### WRITTEN PROBLEM
Give the number of lines that include the word "Counter", and nothing else.

## BEGIN STORED ROWS

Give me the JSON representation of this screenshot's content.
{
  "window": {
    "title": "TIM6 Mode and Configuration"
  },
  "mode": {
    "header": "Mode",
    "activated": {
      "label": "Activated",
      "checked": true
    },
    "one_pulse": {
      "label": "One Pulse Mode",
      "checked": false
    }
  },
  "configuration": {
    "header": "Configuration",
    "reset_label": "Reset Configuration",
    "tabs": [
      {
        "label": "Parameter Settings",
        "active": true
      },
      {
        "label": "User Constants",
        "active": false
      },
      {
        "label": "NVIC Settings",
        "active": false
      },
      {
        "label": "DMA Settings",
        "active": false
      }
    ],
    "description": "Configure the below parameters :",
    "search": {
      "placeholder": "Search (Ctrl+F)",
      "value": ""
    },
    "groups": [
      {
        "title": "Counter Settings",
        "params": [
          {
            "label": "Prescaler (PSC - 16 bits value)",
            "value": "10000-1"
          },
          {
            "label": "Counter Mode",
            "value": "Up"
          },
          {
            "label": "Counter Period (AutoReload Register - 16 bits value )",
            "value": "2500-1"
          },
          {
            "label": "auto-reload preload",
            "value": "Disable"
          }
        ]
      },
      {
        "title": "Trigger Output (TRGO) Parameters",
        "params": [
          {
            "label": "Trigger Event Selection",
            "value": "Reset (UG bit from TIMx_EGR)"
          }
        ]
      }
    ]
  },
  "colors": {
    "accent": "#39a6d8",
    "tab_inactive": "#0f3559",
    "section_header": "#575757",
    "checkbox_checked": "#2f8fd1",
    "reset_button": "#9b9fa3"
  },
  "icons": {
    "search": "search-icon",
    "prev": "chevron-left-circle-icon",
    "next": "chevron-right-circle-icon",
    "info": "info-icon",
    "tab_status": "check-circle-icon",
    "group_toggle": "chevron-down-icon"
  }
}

## END STORED ROWS

### WRITTEN SOLUTION
3